> _WHAT TO WORK ON_
For this exercise, repeat all of the material verbatim apart from its images.

========

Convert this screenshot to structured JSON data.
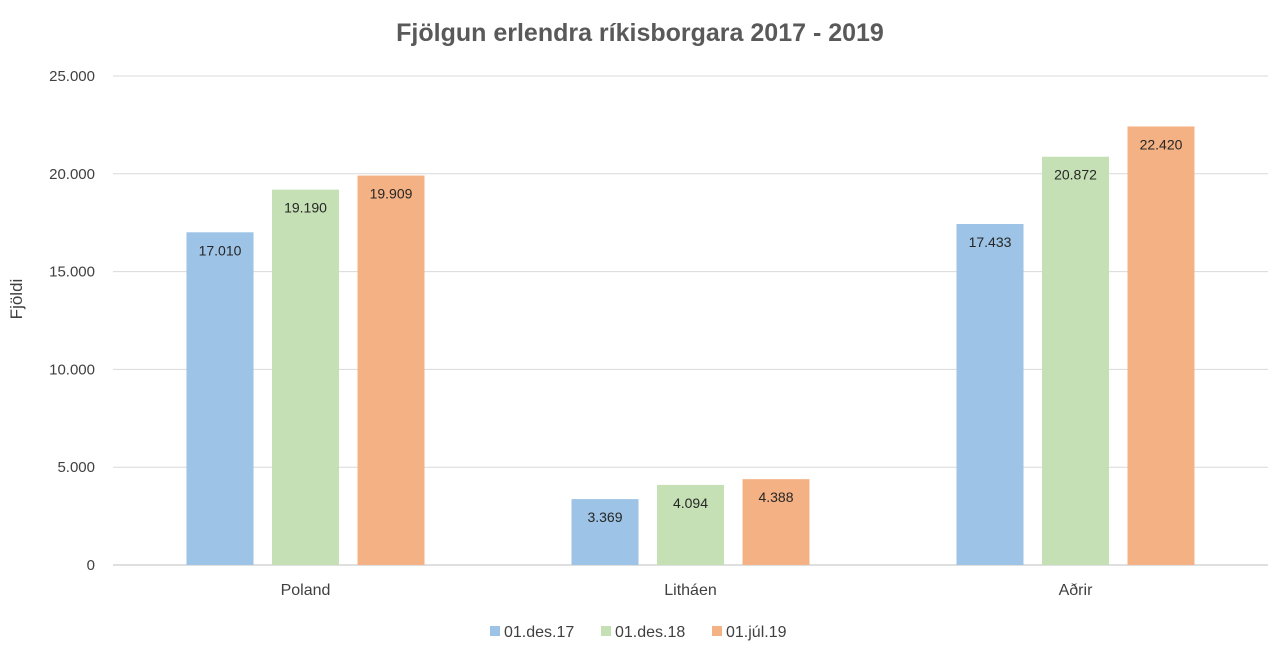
{
  "chart_data": {
    "type": "bar",
    "title": "Fjölgun erlendra ríkisborgara 2017 - 2019",
    "xlabel": "",
    "ylabel": "Fjöldi",
    "categories": [
      "Poland",
      "Litháen",
      "Aðrir"
    ],
    "series": [
      {
        "name": "01.des.17",
        "color": "#9dc3e6",
        "values": [
          17010,
          3369,
          17433
        ],
        "labels": [
          "17.010",
          "3.369",
          "17.433"
        ]
      },
      {
        "name": "01.des.18",
        "color": "#c5e0b4",
        "values": [
          19190,
          4094,
          20872
        ],
        "labels": [
          "19.190",
          "4.094",
          "20.872"
        ]
      },
      {
        "name": "01.júl.19",
        "color": "#f4b183",
        "values": [
          19909,
          4388,
          22420
        ],
        "labels": [
          "19.909",
          "4.388",
          "22.420"
        ]
      }
    ],
    "ylim": [
      0,
      25000
    ],
    "yticks": [
      0,
      5000,
      10000,
      15000,
      20000,
      25000
    ],
    "ytick_labels": [
      "0",
      "5.000",
      "10.000",
      "15.000",
      "20.000",
      "25.000"
    ],
    "grid": true,
    "legend_position": "bottom"
  }
}
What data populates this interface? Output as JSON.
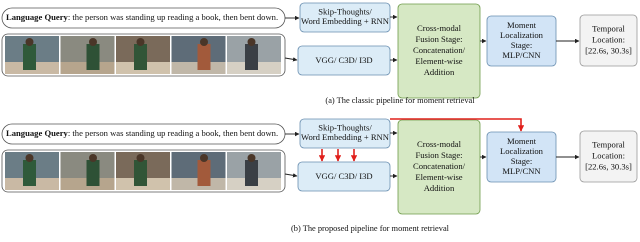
{
  "panels": [
    {
      "query": {
        "label": "Language Query",
        "text": ": the person was standing up reading a book, then bent down."
      },
      "text_encoder": [
        "Skip-Thoughts/",
        "Word Embedding + RNN"
      ],
      "video_encoder": "VGG/ C3D/ I3D",
      "fusion": [
        "Cross-modal",
        "Fusion Stage:",
        "Concatenation/",
        "Element-wise",
        "Addition"
      ],
      "localization": [
        "Moment",
        "Localization",
        "Stage:",
        "MLP/CNN"
      ],
      "output": [
        "Temporal",
        "Location:",
        "[22.6s, 30.3s]"
      ],
      "caption": "(a) The classic pipeline for moment retrieval"
    },
    {
      "query": {
        "label": "Language Query",
        "text": ": the person was standing up reading a book, then bent down."
      },
      "text_encoder": [
        "Skip-Thoughts/",
        "Word Embedding + RNN"
      ],
      "video_encoder": "VGG/ C3D/ I3D",
      "fusion": [
        "Cross-modal",
        "Fusion Stage:",
        "Concatenation/",
        "Element-wise",
        "Addition"
      ],
      "localization": [
        "Moment",
        "Localization",
        "Stage:",
        "MLP/CNN"
      ],
      "output": [
        "Temporal",
        "Location:",
        "[22.6s, 30.3s]"
      ],
      "caption": "(b) The proposed pipeline for moment retrieval"
    }
  ]
}
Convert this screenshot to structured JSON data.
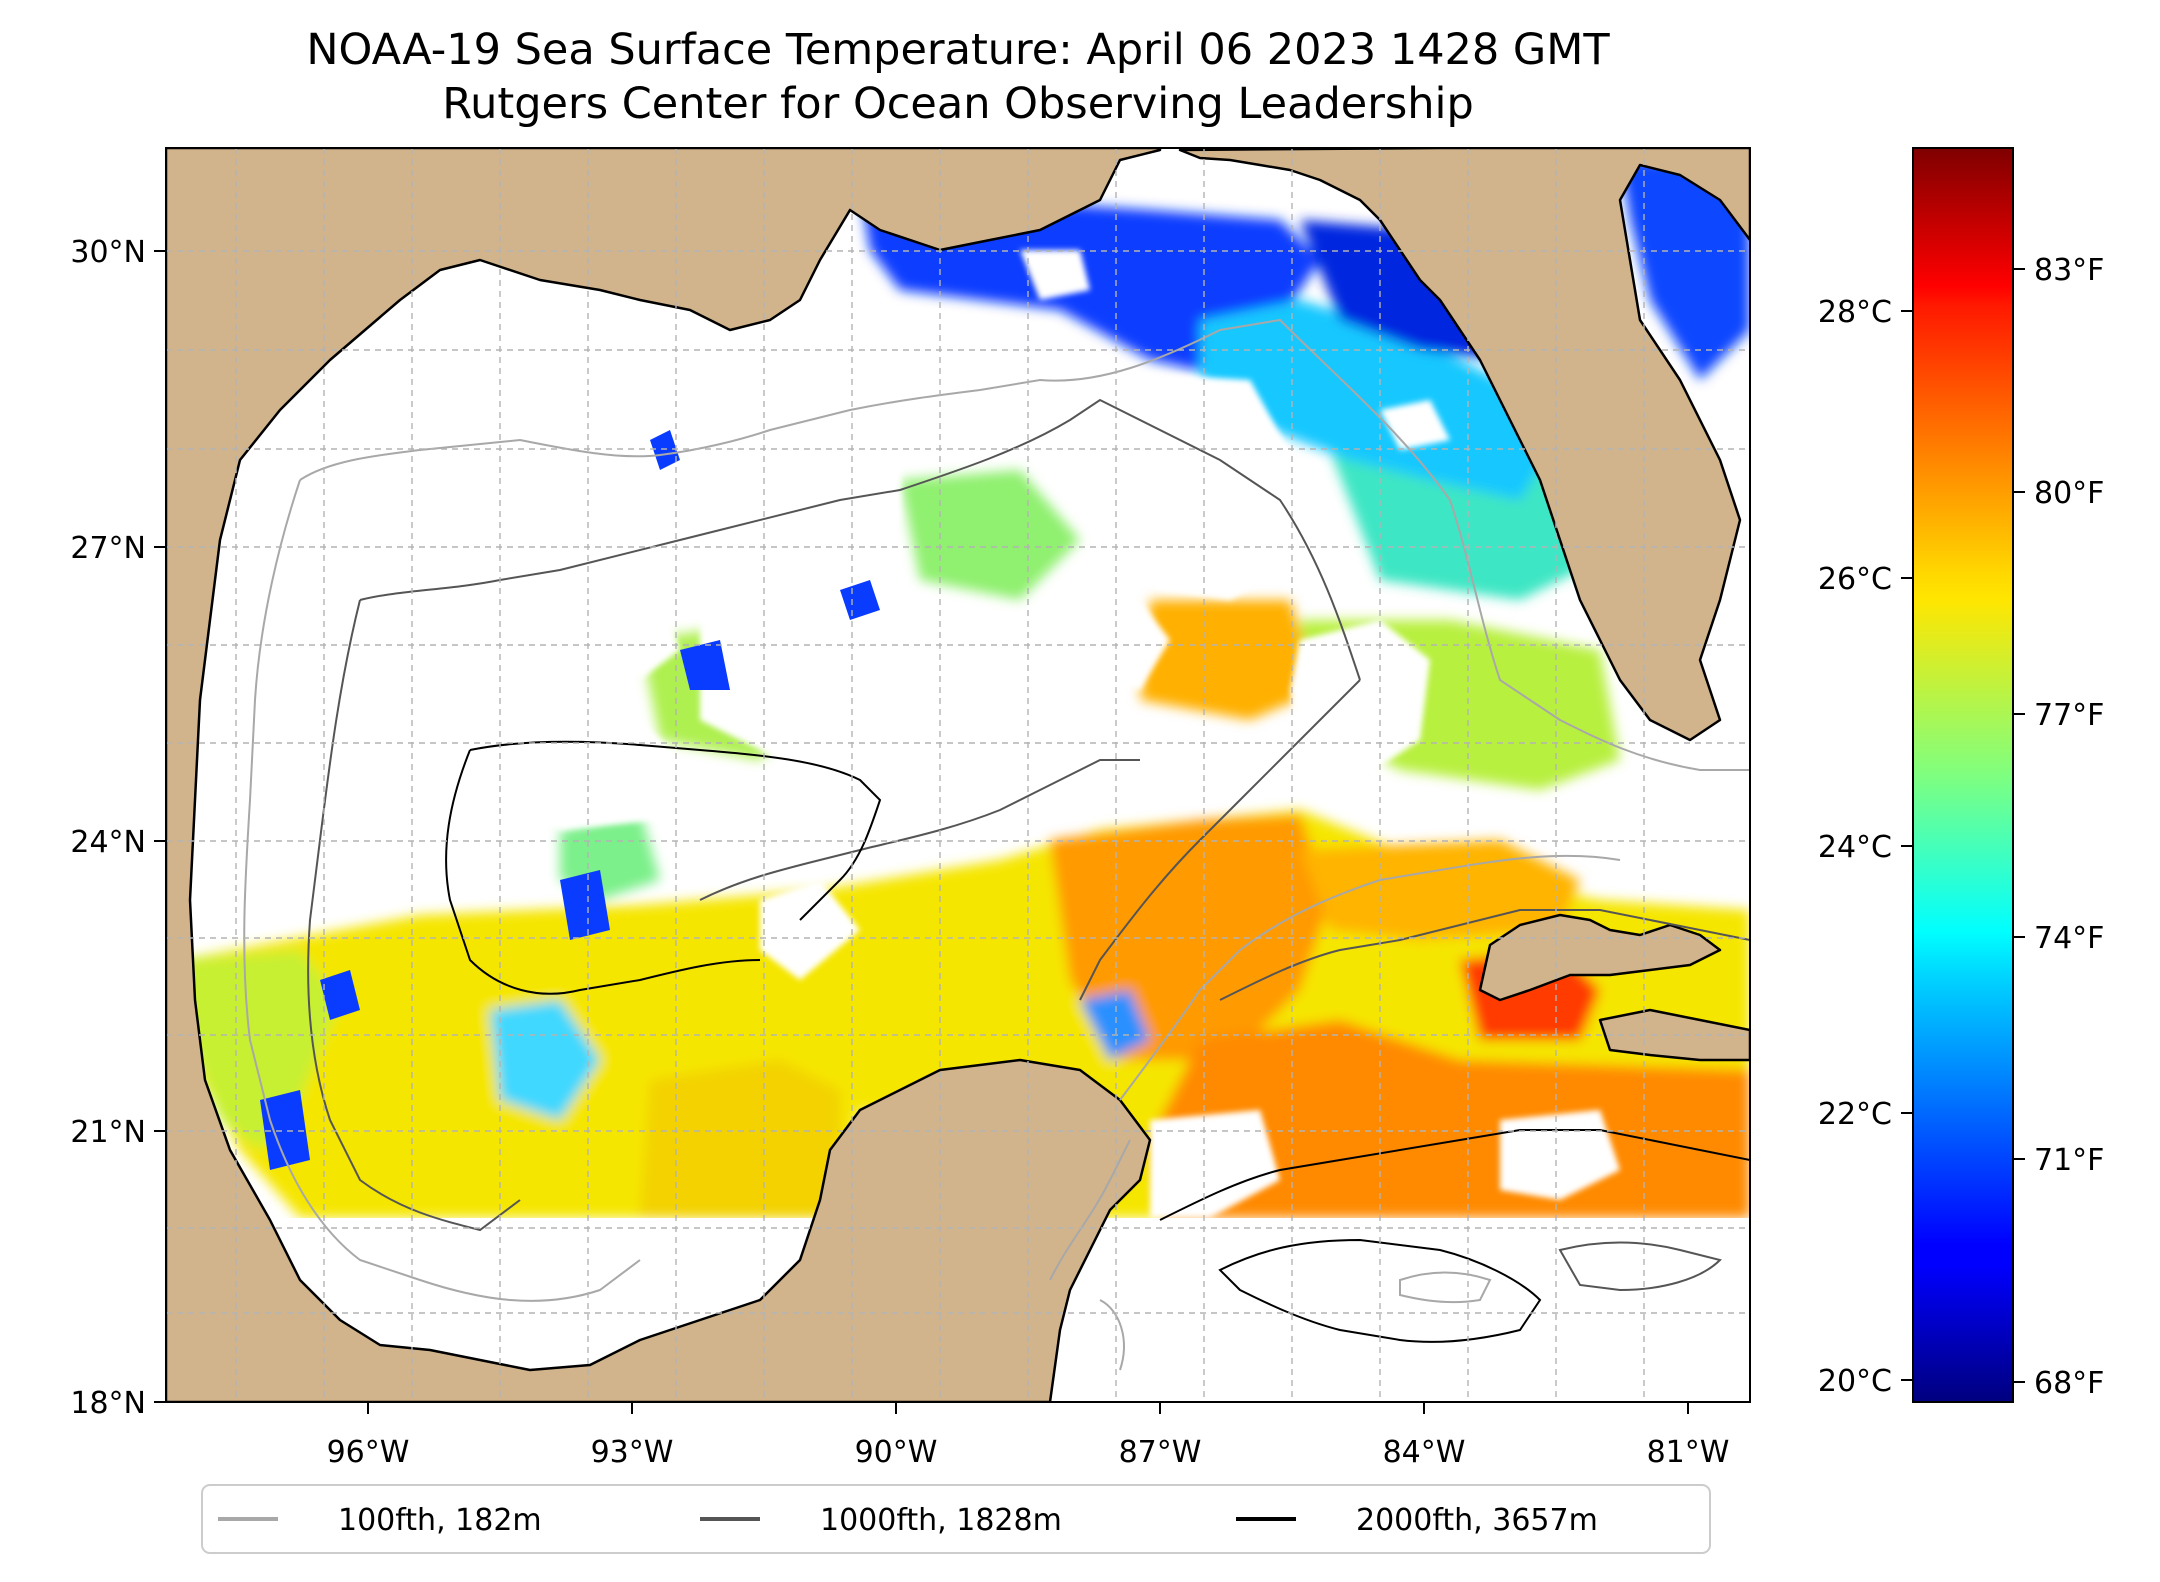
{
  "title": {
    "line1": "NOAA-19 Sea Surface Temperature: April 06 2023 1428 GMT",
    "line2": "Rutgers Center for Ocean Observing Leadership"
  },
  "map": {
    "lat_ticks": [
      "30°N",
      "27°N",
      "24°N",
      "21°N",
      "18°N"
    ],
    "lon_ticks": [
      "96°W",
      "93°W",
      "90°W",
      "87°W",
      "84°W",
      "81°W"
    ],
    "land_color": "#d2b48c",
    "no_data_color": "#ffffff",
    "gridlines": true
  },
  "colorbar": {
    "colormap": "jet",
    "celsius_ticks": [
      "28°C",
      "26°C",
      "24°C",
      "22°C",
      "20°C"
    ],
    "fahrenheit_ticks": [
      "83°F",
      "80°F",
      "77°F",
      "74°F",
      "71°F",
      "68°F"
    ]
  },
  "legend": {
    "placement": "bottom-center",
    "entries": [
      {
        "label": "100fth, 182m",
        "color": "#a8a8a8"
      },
      {
        "label": "1000fth, 1828m",
        "color": "#555555"
      },
      {
        "label": "2000fth, 3657m",
        "color": "#000000"
      }
    ]
  }
}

========

> _FULL SOLUTION_
Convert this screenshot to structured JSON data.
{
  "chart_data": {
    "type": "bar",
    "title": "Fjölgun erlendra ríkisborgara 2017 - 2019",
    "xlabel": "",
    "ylabel": "Fjöldi",
    "categories": [
      "Poland",
      "Litháen",
      "Aðrir"
    ],
    "series": [
      {
        "name": "01.des.17",
        "color": "#9dc3e6",
        "values": [
          17010,
          3369,
          17433
        ],
        "labels": [
          "17.010",
          "3.369",
          "17.433"
        ]
      },
      {
        "name": "01.des.18",
        "color": "#c5e0b4",
        "values": [
          19190,
          4094,
          20872
        ],
        "labels": [
          "19.190",
          "4.094",
          "20.872"
        ]
      },
      {
        "name": "01.júl.19",
        "color": "#f4b183",
        "values": [
          19909,
          4388,
          22420
        ],
        "labels": [
          "19.909",
          "4.388",
          "22.420"
        ]
      }
    ],
    "ylim": [
      0,
      25000
    ],
    "yticks": [
      0,
      5000,
      10000,
      15000,
      20000,
      25000
    ],
    "ytick_labels": [
      "0",
      "5.000",
      "10.000",
      "15.000",
      "20.000",
      "25.000"
    ],
    "grid": true,
    "legend_position": "bottom"
  }
}
What data populates this interface? Output as JSON.
{
  "panels": [
    {
      "query": {
        "label": "Language Query",
        "text": ": the person was standing up reading a book, then bent down."
      },
      "text_encoder": [
        "Skip-Thoughts/",
        "Word Embedding + RNN"
      ],
      "video_encoder": "VGG/ C3D/ I3D",
      "fusion": [
        "Cross-modal",
        "Fusion Stage:",
        "Concatenation/",
        "Element-wise",
        "Addition"
      ],
      "localization": [
        "Moment",
        "Localization",
        "Stage:",
        "MLP/CNN"
      ],
      "output": [
        "Temporal",
        "Location:",
        "[22.6s, 30.3s]"
      ],
      "caption": "(a) The classic pipeline for moment retrieval"
    },
    {
      "query": {
        "label": "Language Query",
        "text": ": the person was standing up reading a book, then bent down."
      },
      "text_encoder": [
        "Skip-Thoughts/",
        "Word Embedding + RNN"
      ],
      "video_encoder": "VGG/ C3D/ I3D",
      "fusion": [
        "Cross-modal",
        "Fusion Stage:",
        "Concatenation/",
        "Element-wise",
        "Addition"
      ],
      "localization": [
        "Moment",
        "Localization",
        "Stage:",
        "MLP/CNN"
      ],
      "output": [
        "Temporal",
        "Location:",
        "[22.6s, 30.3s]"
      ],
      "caption": "(b) The proposed pipeline for moment retrieval"
    }
  ]
}
Convert this screenshot to structured JSON data.
{
  "title": {
    "line1": "NOAA-19 Sea Surface Temperature: April 06 2023 1428 GMT",
    "line2": "Rutgers Center for Ocean Observing Leadership"
  },
  "map": {
    "lat_ticks": [
      "30°N",
      "27°N",
      "24°N",
      "21°N",
      "18°N"
    ],
    "lon_ticks": [
      "96°W",
      "93°W",
      "90°W",
      "87°W",
      "84°W",
      "81°W"
    ],
    "land_color": "#d2b48c",
    "no_data_color": "#ffffff",
    "gridlines": true
  },
  "colorbar": {
    "colormap": "jet",
    "celsius_ticks": [
      "28°C",
      "26°C",
      "24°C",
      "22°C",
      "20°C"
    ],
    "fahrenheit_ticks": [
      "83°F",
      "80°F",
      "77°F",
      "74°F",
      "71°F",
      "68°F"
    ]
  },
  "legend": {
    "placement": "bottom-center",
    "entries": [
      {
        "label": "100fth, 182m",
        "color": "#a8a8a8"
      },
      {
        "label": "1000fth, 1828m",
        "color": "#555555"
      },
      {
        "label": "2000fth, 3657m",
        "color": "#000000"
      }
    ]
  }
}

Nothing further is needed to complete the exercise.